What is needed:
Keep to the lines from the line containing "Output a JSON" through the line containing "Enumerate this screenshot's": copy them exactly and leave every picture out.

Data records

***

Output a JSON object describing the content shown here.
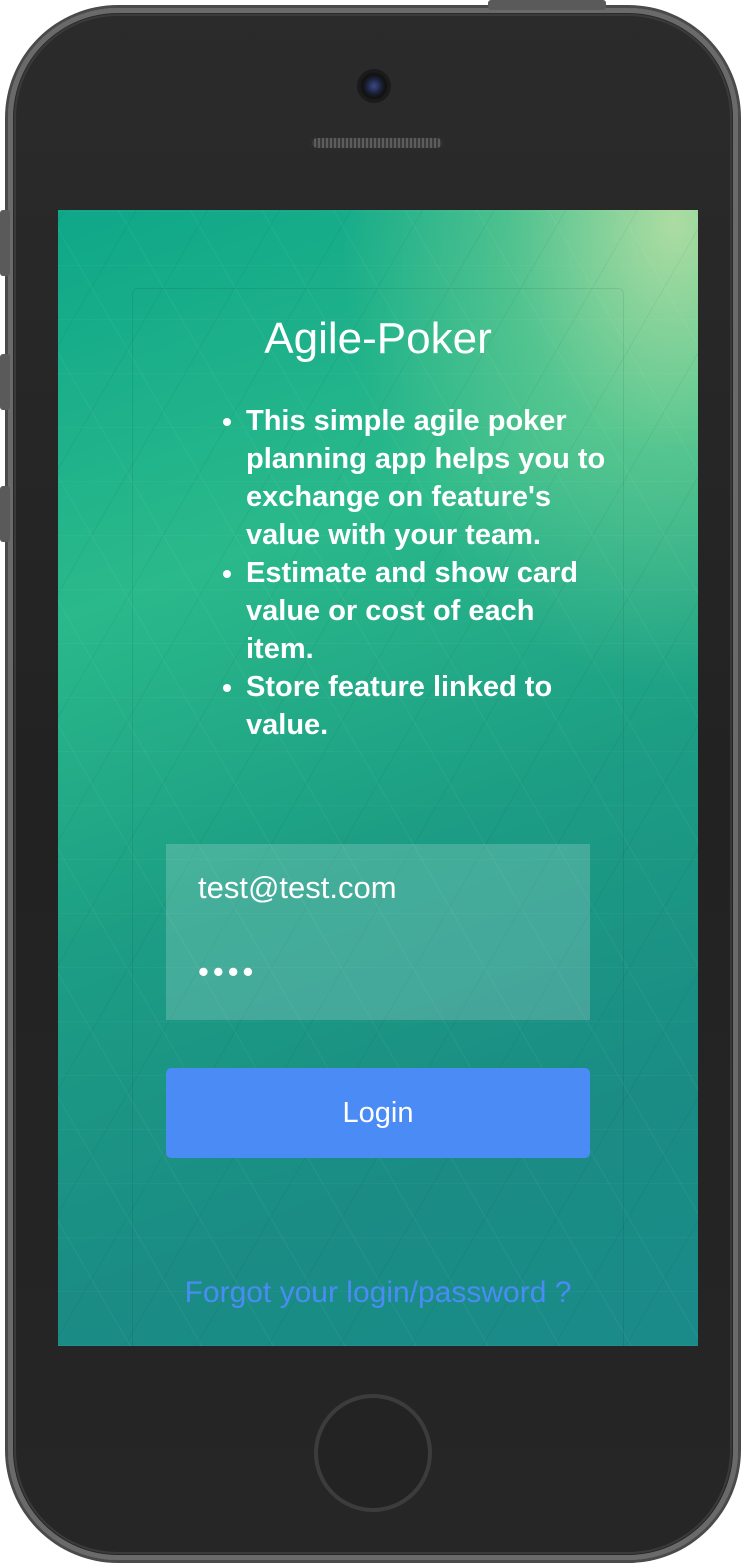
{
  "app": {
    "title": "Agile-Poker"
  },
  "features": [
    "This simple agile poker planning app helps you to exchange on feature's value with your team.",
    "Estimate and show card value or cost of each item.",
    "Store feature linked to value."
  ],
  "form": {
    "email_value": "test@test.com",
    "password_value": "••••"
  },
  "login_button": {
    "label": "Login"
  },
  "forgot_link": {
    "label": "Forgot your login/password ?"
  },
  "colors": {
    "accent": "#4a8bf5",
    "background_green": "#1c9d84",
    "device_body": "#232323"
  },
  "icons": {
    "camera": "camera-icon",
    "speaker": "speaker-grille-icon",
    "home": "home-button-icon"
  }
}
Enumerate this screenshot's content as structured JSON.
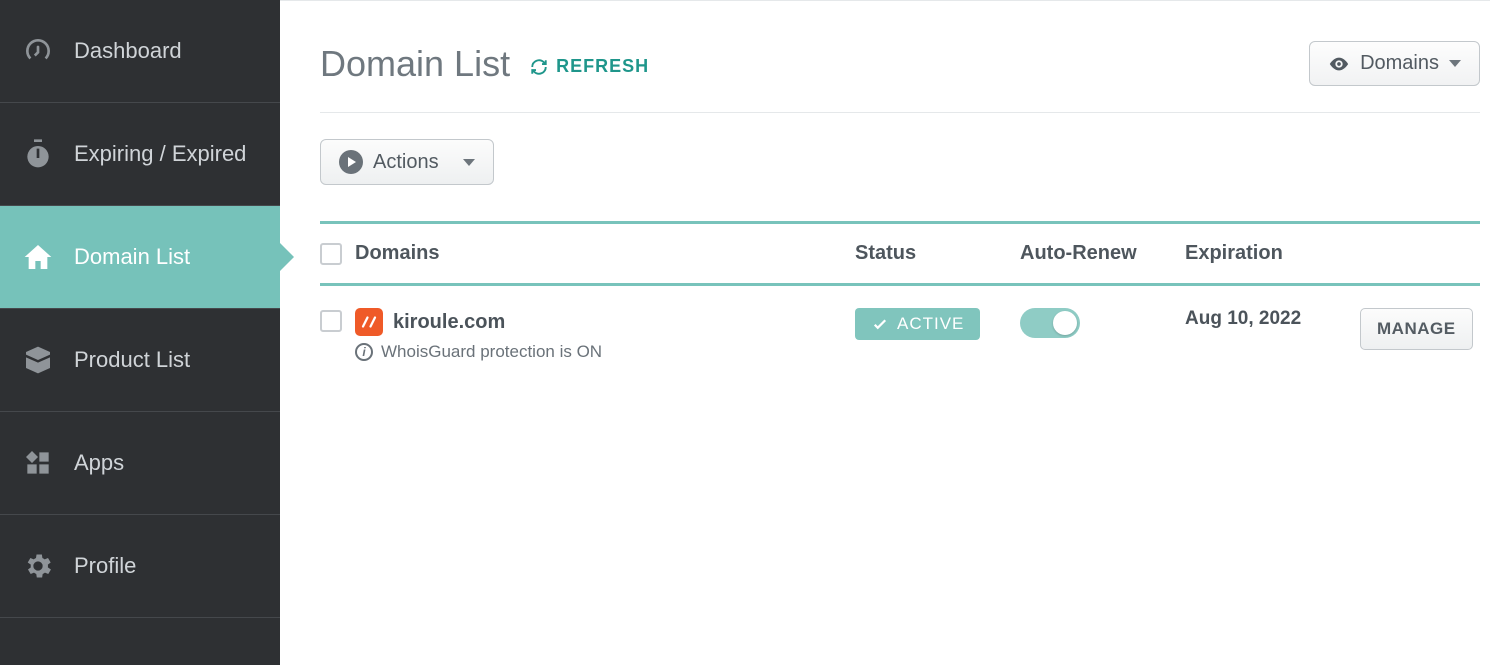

***

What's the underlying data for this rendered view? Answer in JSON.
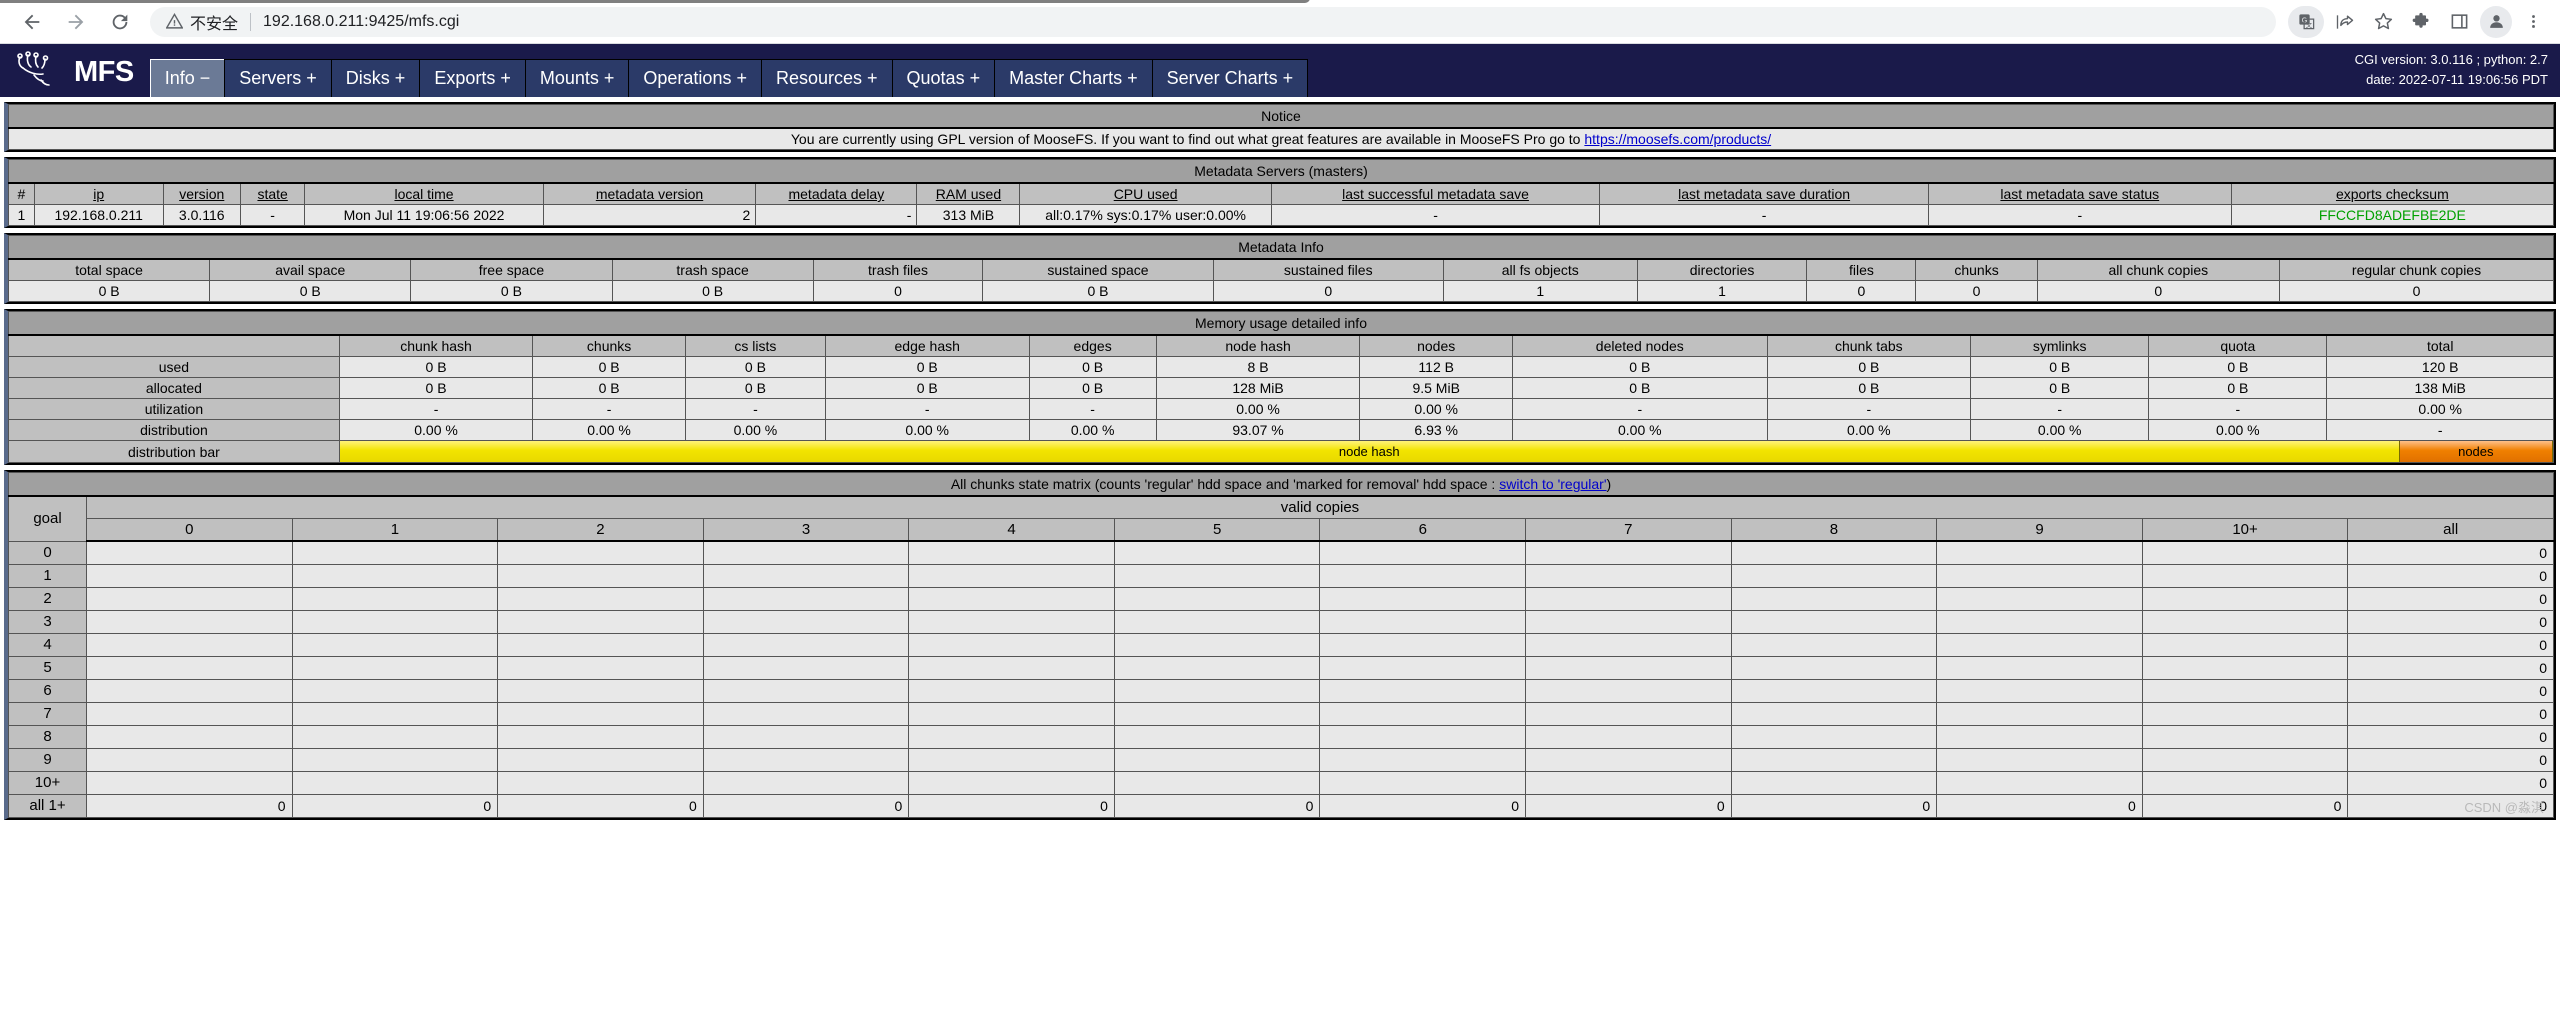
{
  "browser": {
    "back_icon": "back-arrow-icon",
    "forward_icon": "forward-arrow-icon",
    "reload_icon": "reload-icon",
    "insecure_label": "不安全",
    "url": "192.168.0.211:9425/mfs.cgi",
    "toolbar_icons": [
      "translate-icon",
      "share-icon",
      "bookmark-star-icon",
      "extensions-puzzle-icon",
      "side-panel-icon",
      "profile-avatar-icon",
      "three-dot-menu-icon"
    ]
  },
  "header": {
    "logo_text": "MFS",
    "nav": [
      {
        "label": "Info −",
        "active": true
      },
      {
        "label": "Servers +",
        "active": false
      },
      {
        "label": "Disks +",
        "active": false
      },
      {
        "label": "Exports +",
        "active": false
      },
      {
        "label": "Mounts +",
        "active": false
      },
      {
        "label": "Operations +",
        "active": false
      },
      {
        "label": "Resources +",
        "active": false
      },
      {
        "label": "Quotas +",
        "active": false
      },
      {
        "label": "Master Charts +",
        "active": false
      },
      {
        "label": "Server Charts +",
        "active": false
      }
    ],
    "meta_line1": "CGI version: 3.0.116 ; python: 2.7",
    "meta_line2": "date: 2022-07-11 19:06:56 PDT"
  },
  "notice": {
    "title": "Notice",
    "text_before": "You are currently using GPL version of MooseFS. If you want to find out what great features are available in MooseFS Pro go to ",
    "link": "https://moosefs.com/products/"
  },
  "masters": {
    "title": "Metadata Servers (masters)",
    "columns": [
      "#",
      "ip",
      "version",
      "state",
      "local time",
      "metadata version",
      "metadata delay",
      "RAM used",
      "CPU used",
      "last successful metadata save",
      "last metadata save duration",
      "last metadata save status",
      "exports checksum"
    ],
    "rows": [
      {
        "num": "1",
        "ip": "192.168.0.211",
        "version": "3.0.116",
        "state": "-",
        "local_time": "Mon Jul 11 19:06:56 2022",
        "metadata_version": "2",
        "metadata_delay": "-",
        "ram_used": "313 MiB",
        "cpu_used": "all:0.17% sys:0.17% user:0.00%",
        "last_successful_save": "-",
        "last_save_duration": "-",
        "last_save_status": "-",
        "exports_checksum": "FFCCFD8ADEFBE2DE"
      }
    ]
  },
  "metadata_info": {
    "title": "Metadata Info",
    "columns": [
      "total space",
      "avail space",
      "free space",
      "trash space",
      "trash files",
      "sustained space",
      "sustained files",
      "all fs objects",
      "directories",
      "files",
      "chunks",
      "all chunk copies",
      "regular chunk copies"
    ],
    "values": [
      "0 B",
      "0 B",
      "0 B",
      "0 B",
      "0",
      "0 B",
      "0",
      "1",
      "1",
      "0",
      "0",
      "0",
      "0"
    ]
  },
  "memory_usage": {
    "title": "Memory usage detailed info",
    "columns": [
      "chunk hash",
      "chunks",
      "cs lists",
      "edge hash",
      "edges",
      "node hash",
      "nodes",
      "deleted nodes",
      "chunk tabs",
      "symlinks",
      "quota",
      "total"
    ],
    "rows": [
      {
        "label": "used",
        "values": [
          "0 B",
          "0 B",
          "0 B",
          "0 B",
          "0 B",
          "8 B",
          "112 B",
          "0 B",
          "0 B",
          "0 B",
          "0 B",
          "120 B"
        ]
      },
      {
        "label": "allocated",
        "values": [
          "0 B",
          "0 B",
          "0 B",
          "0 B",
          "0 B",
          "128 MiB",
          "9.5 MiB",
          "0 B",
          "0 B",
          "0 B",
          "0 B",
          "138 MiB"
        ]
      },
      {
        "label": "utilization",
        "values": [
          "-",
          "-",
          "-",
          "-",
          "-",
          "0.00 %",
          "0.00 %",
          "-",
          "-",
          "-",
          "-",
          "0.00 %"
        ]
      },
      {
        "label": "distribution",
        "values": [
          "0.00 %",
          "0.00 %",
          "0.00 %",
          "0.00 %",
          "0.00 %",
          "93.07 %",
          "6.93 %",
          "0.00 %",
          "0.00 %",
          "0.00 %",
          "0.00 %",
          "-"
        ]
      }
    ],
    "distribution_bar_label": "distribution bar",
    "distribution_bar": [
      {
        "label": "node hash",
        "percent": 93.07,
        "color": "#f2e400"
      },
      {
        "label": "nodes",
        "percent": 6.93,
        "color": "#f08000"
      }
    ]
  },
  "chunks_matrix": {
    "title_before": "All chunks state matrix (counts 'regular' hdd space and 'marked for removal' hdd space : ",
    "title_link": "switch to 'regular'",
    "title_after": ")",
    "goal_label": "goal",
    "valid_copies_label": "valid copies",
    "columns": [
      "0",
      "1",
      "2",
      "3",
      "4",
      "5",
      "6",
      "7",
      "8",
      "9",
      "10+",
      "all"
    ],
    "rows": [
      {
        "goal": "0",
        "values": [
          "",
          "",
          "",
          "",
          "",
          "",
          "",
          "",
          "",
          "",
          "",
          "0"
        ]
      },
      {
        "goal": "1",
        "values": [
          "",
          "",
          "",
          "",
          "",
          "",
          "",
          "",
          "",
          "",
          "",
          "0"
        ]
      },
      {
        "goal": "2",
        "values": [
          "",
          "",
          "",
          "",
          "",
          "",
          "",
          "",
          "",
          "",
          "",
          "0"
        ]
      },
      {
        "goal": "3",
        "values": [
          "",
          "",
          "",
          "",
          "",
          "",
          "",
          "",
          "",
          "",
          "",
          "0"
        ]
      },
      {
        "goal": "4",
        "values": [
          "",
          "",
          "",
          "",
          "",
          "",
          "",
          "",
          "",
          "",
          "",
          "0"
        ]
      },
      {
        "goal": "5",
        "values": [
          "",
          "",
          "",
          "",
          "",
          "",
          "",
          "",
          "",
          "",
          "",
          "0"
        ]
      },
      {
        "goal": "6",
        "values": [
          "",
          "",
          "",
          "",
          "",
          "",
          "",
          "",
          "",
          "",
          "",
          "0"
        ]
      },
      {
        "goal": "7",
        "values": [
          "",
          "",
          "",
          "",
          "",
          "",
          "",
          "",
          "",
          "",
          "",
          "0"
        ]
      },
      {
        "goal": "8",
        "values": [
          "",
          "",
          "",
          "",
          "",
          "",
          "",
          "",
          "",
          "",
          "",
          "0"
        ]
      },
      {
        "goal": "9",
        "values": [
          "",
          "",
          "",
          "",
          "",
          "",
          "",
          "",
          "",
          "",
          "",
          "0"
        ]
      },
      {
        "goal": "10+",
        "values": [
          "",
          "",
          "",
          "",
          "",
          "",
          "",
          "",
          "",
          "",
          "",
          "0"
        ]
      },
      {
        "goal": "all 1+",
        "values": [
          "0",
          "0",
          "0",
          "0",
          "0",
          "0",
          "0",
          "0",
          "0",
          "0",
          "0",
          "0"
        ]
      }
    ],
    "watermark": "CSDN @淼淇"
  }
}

***

Result for this exercise:
Output a JSON object describing the content shown here.
{
  "app": {
    "title": "Agile-Poker"
  },
  "features": [
    "This simple agile poker planning app helps you to exchange on feature's value with your team.",
    "Estimate and show card value or cost of each item.",
    "Store feature linked to value."
  ],
  "form": {
    "email_value": "test@test.com",
    "password_value": "••••"
  },
  "login_button": {
    "label": "Login"
  },
  "forgot_link": {
    "label": "Forgot your login/password ?"
  },
  "colors": {
    "accent": "#4a8bf5",
    "background_green": "#1c9d84",
    "device_body": "#232323"
  },
  "icons": {
    "camera": "camera-icon",
    "speaker": "speaker-grille-icon",
    "home": "home-button-icon"
  }
}
Enumerate this screenshot's content as structured JSON.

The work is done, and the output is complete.